**Given task:**
Would you transcribe the whole listing exactly, minus its pictures?
──────── Records provided ────────
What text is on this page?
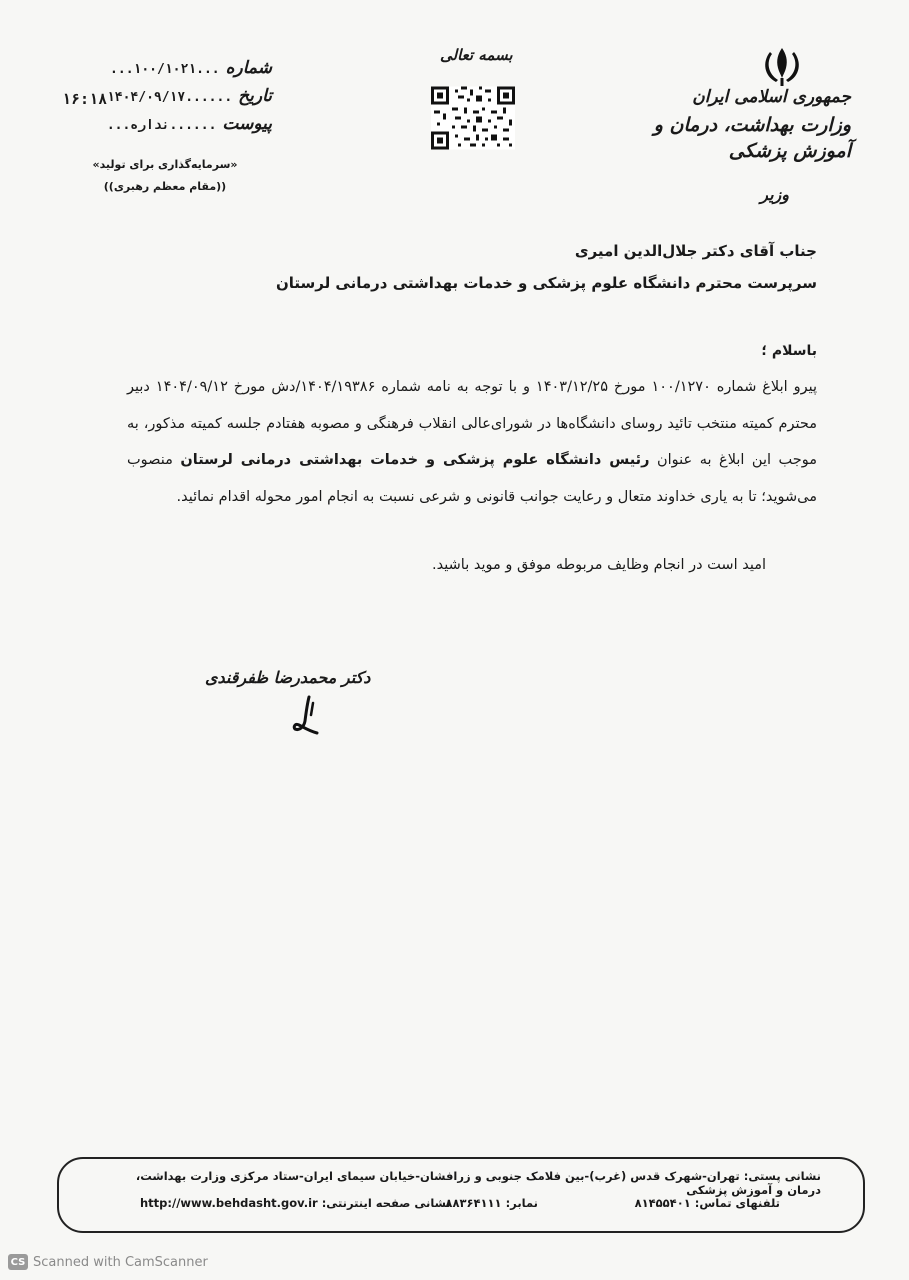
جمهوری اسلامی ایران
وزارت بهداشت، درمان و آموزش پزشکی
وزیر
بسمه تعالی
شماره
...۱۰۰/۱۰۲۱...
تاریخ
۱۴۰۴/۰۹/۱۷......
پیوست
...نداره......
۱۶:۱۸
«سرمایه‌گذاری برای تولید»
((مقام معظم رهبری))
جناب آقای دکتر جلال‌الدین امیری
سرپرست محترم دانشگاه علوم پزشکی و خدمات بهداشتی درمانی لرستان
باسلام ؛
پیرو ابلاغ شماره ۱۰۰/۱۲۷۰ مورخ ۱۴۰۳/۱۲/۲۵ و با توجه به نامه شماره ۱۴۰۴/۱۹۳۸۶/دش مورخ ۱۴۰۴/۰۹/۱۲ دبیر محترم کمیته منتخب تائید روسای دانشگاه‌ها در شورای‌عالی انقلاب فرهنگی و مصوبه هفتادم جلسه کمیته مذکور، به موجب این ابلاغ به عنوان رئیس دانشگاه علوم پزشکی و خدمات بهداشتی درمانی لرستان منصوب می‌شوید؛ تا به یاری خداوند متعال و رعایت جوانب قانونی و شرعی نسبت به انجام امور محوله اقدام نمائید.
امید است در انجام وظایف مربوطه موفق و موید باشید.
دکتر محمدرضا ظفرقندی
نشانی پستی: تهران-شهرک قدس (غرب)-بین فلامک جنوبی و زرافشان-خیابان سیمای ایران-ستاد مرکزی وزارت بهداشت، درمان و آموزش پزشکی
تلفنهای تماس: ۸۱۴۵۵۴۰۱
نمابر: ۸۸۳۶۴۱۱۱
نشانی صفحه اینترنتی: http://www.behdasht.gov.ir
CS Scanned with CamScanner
────────
**Answer to this exercise:**
What text is on this page?
جمهوری اسلامی ایران
وزارت بهداشت، درمان و آموزش پزشکی
وزیر
بسمه تعالی
شماره
...۱۰۰/۱۰۲۱...
تاریخ
۱۴۰۴/۰۹/۱۷......
پیوست
...نداره......
۱۶:۱۸
«سرمایه‌گذاری برای تولید»
((مقام معظم رهبری))
جناب آقای دکتر جلال‌الدین امیری
سرپرست محترم دانشگاه علوم پزشکی و خدمات بهداشتی درمانی لرستان
باسلام ؛
پیرو ابلاغ شماره ۱۰۰/۱۲۷۰ مورخ ۱۴۰۳/۱۲/۲۵ و با توجه به نامه شماره ۱۴۰۴/۱۹۳۸۶/دش مورخ ۱۴۰۴/۰۹/۱۲ دبیر محترم کمیته منتخب تائید روسای دانشگاه‌ها در شورای‌عالی انقلاب فرهنگی و مصوبه هفتادم جلسه کمیته مذکور، به موجب این ابلاغ به عنوان رئیس دانشگاه علوم پزشکی و خدمات بهداشتی درمانی لرستان منصوب می‌شوید؛ تا به یاری خداوند متعال و رعایت جوانب قانونی و شرعی نسبت به انجام امور محوله اقدام نمائید.
امید است در انجام وظایف مربوطه موفق و موید باشید.
دکتر محمدرضا ظفرقندی
نشانی پستی: تهران-شهرک قدس (غرب)-بین فلامک جنوبی و زرافشان-خیابان سیمای ایران-ستاد مرکزی وزارت بهداشت، درمان و آموزش پزشکی
تلفنهای تماس: ۸۱۴۵۵۴۰۱
نمابر: ۸۸۳۶۴۱۱۱
نشانی صفحه اینترنتی: http://www.behdasht.gov.ir
CS Scanned with CamScanner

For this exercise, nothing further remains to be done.